━━━ Input

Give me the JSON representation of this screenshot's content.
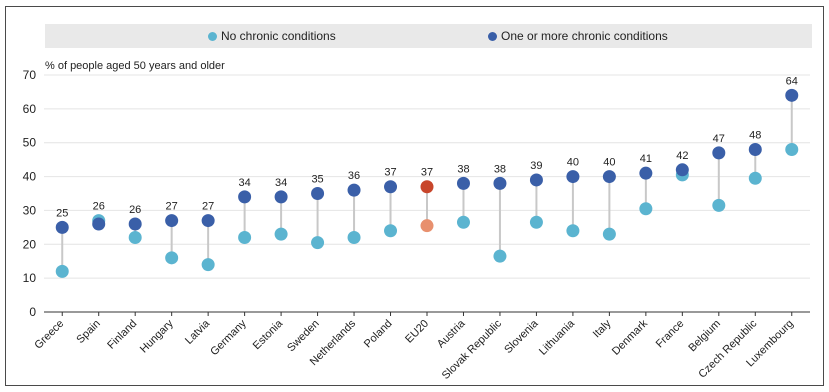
{
  "legend": {
    "no_chronic": "No chronic conditions",
    "one_or_more": "One or more chronic conditions"
  },
  "colors": {
    "no_chronic": "#5bb4d0",
    "one_or_more": "#3a5fa8",
    "eu_no_chronic": "#e8906e",
    "eu_one_or_more": "#c8462b",
    "connector": "#c8c8c8"
  },
  "chart_data": {
    "type": "scatter",
    "ylabel": "% of people aged 50 years and older",
    "ylim": [
      0,
      70
    ],
    "yticks": [
      0,
      10,
      20,
      30,
      40,
      50,
      60,
      70
    ],
    "categories": [
      "Greece",
      "Spain",
      "Finland",
      "Hungary",
      "Latvia",
      "Germany",
      "Estonia",
      "Sweden",
      "Netherlands",
      "Poland",
      "EU20",
      "Austria",
      "Slovak Republic",
      "Slovenia",
      "Lithuania",
      "Italy",
      "Denmark",
      "France",
      "Belgium",
      "Czech Republic",
      "Luxembourg"
    ],
    "highlight": "EU20",
    "series": [
      {
        "name": "No chronic conditions",
        "values": [
          12,
          27,
          22,
          16,
          14,
          22,
          23,
          20.5,
          22,
          24,
          25.5,
          26.5,
          16.5,
          26.5,
          24,
          23,
          30.5,
          40.5,
          31.5,
          39.5,
          48
        ]
      },
      {
        "name": "One or more chronic conditions",
        "values": [
          25,
          26,
          26,
          27,
          27,
          34,
          34,
          35,
          36,
          37,
          37,
          38,
          38,
          39,
          40,
          40,
          41,
          42,
          47,
          48,
          64
        ]
      }
    ],
    "data_labels": [
      "25",
      "26",
      "26",
      "27",
      "27",
      "34",
      "34",
      "35",
      "36",
      "37",
      "37",
      "38",
      "38",
      "39",
      "40",
      "40",
      "41",
      "42",
      "47",
      "48",
      "64"
    ],
    "legend_position": "top",
    "grid": true
  }
}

━━━━━━

To be done –
Retype each line of the listing above word for word. Exclude the pictures.

Reply –
Give me the JSON representation of this screenshot's content.
{
  "legend": {
    "no_chronic": "No chronic conditions",
    "one_or_more": "One or more chronic conditions"
  },
  "colors": {
    "no_chronic": "#5bb4d0",
    "one_or_more": "#3a5fa8",
    "eu_no_chronic": "#e8906e",
    "eu_one_or_more": "#c8462b",
    "connector": "#c8c8c8"
  },
  "chart_data": {
    "type": "scatter",
    "ylabel": "% of people aged 50 years and older",
    "ylim": [
      0,
      70
    ],
    "yticks": [
      0,
      10,
      20,
      30,
      40,
      50,
      60,
      70
    ],
    "categories": [
      "Greece",
      "Spain",
      "Finland",
      "Hungary",
      "Latvia",
      "Germany",
      "Estonia",
      "Sweden",
      "Netherlands",
      "Poland",
      "EU20",
      "Austria",
      "Slovak Republic",
      "Slovenia",
      "Lithuania",
      "Italy",
      "Denmark",
      "France",
      "Belgium",
      "Czech Republic",
      "Luxembourg"
    ],
    "highlight": "EU20",
    "series": [
      {
        "name": "No chronic conditions",
        "values": [
          12,
          27,
          22,
          16,
          14,
          22,
          23,
          20.5,
          22,
          24,
          25.5,
          26.5,
          16.5,
          26.5,
          24,
          23,
          30.5,
          40.5,
          31.5,
          39.5,
          48
        ]
      },
      {
        "name": "One or more chronic conditions",
        "values": [
          25,
          26,
          26,
          27,
          27,
          34,
          34,
          35,
          36,
          37,
          37,
          38,
          38,
          39,
          40,
          40,
          41,
          42,
          47,
          48,
          64
        ]
      }
    ],
    "data_labels": [
      "25",
      "26",
      "26",
      "27",
      "27",
      "34",
      "34",
      "35",
      "36",
      "37",
      "37",
      "38",
      "38",
      "39",
      "40",
      "40",
      "41",
      "42",
      "47",
      "48",
      "64"
    ],
    "legend_position": "top",
    "grid": true
  }
}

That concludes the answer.